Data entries
*****
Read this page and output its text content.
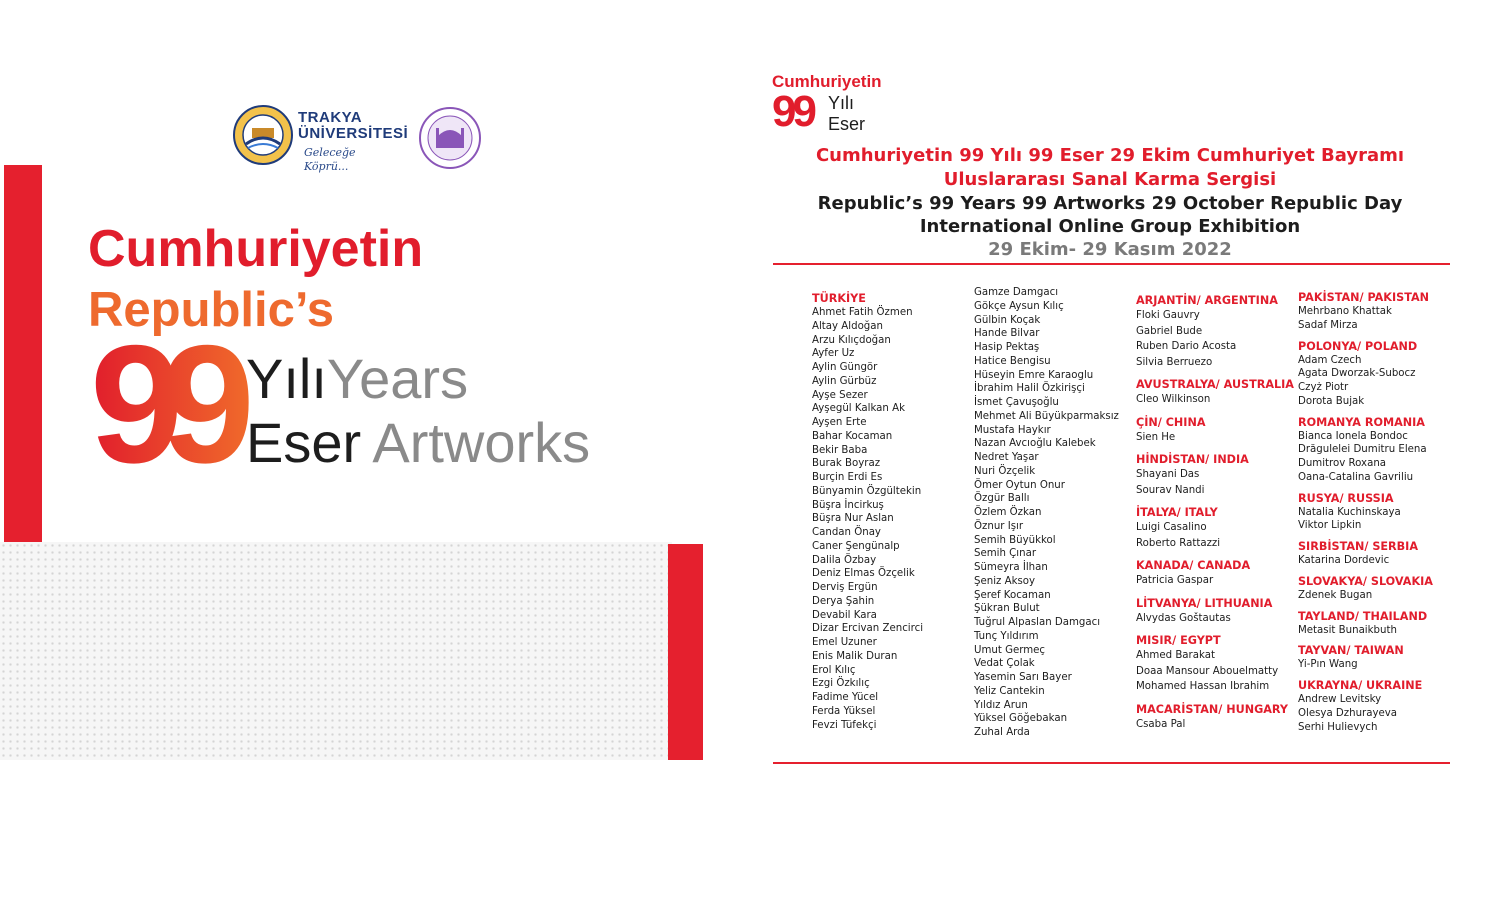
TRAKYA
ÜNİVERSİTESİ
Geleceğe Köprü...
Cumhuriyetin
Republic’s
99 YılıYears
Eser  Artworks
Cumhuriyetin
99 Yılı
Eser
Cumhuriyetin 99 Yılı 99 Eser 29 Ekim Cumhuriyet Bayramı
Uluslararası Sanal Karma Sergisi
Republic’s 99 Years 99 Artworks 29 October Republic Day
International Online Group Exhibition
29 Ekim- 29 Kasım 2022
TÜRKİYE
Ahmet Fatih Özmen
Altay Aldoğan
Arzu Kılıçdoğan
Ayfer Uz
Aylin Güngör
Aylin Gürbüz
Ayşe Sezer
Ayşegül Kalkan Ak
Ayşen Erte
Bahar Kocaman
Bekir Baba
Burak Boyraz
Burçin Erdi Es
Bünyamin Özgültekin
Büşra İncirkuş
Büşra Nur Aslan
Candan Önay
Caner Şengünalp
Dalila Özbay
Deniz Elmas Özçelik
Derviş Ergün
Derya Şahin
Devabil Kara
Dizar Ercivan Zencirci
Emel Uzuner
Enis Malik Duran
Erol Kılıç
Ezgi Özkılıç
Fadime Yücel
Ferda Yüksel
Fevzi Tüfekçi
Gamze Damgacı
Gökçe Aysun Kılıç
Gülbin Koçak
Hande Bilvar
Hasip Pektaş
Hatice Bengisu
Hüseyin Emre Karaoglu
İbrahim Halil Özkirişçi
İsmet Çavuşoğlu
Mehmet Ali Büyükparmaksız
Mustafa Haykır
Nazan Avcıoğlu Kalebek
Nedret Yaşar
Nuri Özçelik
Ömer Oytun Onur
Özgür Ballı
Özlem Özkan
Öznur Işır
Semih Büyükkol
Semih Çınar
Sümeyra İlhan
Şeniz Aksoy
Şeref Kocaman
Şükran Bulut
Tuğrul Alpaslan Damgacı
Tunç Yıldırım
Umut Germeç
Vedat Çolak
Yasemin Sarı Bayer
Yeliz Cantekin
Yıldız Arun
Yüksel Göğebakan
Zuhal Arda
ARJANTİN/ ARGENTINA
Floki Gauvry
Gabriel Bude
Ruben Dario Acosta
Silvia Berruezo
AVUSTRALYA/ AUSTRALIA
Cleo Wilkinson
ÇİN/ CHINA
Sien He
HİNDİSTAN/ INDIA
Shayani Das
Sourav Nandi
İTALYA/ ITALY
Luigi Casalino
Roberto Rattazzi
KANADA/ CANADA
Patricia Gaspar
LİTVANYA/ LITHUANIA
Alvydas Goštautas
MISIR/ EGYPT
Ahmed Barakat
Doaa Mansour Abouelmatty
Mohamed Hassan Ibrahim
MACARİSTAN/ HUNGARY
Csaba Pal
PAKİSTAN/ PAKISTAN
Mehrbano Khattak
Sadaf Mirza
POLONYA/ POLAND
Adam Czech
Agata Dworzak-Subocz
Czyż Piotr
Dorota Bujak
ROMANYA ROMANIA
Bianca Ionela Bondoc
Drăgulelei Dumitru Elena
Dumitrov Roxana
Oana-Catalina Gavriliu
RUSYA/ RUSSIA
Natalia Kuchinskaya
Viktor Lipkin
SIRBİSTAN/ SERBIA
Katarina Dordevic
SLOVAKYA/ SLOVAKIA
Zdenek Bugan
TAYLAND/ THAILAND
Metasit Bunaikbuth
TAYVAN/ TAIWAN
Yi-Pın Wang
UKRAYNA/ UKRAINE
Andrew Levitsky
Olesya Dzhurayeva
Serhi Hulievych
*****
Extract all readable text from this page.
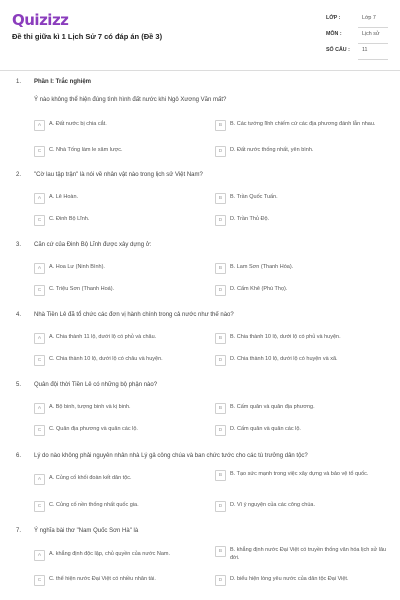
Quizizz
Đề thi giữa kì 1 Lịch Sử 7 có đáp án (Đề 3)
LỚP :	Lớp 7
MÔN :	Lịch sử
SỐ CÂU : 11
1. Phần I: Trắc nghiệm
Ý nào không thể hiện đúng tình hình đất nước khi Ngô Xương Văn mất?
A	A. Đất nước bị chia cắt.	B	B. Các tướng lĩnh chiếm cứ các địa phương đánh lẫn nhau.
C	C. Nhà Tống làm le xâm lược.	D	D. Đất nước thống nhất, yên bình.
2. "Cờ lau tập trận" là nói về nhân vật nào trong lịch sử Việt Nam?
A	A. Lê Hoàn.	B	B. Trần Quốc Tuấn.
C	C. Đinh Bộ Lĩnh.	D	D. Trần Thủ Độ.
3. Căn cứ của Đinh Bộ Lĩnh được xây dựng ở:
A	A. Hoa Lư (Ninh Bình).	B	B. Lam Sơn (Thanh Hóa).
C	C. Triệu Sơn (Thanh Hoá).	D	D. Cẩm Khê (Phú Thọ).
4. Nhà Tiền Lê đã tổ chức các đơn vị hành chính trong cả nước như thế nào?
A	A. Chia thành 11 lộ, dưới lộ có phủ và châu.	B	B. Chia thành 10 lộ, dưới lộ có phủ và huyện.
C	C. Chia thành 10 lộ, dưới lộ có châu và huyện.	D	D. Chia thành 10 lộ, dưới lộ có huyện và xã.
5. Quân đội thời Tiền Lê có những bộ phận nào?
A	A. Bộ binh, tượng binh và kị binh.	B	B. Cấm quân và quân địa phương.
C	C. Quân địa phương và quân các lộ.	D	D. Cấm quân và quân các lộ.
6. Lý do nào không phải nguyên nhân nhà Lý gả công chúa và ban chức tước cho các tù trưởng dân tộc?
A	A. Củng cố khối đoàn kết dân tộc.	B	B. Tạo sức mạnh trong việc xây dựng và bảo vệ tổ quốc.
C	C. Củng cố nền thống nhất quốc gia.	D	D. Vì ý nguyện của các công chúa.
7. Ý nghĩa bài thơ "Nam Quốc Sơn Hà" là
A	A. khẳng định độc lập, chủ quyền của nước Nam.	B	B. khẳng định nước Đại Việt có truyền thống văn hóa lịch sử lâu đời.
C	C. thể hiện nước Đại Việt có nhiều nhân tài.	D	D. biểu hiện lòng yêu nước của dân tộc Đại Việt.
*****
GOAL — Search the data above for the string "phương" and return every line that has it.

PROBLEM SOLUTION —
A	A. Đất nước bị chia cắt.	B	B. Các tướng lĩnh chiếm cứ các địa phương đánh lẫn nhau.
A	A. Bộ binh, tượng binh và kị binh.	B	B. Cấm quân và quân địa phương.
C	C. Quân địa phương và quân các lộ.	D	D. Cấm quân và quân các lộ.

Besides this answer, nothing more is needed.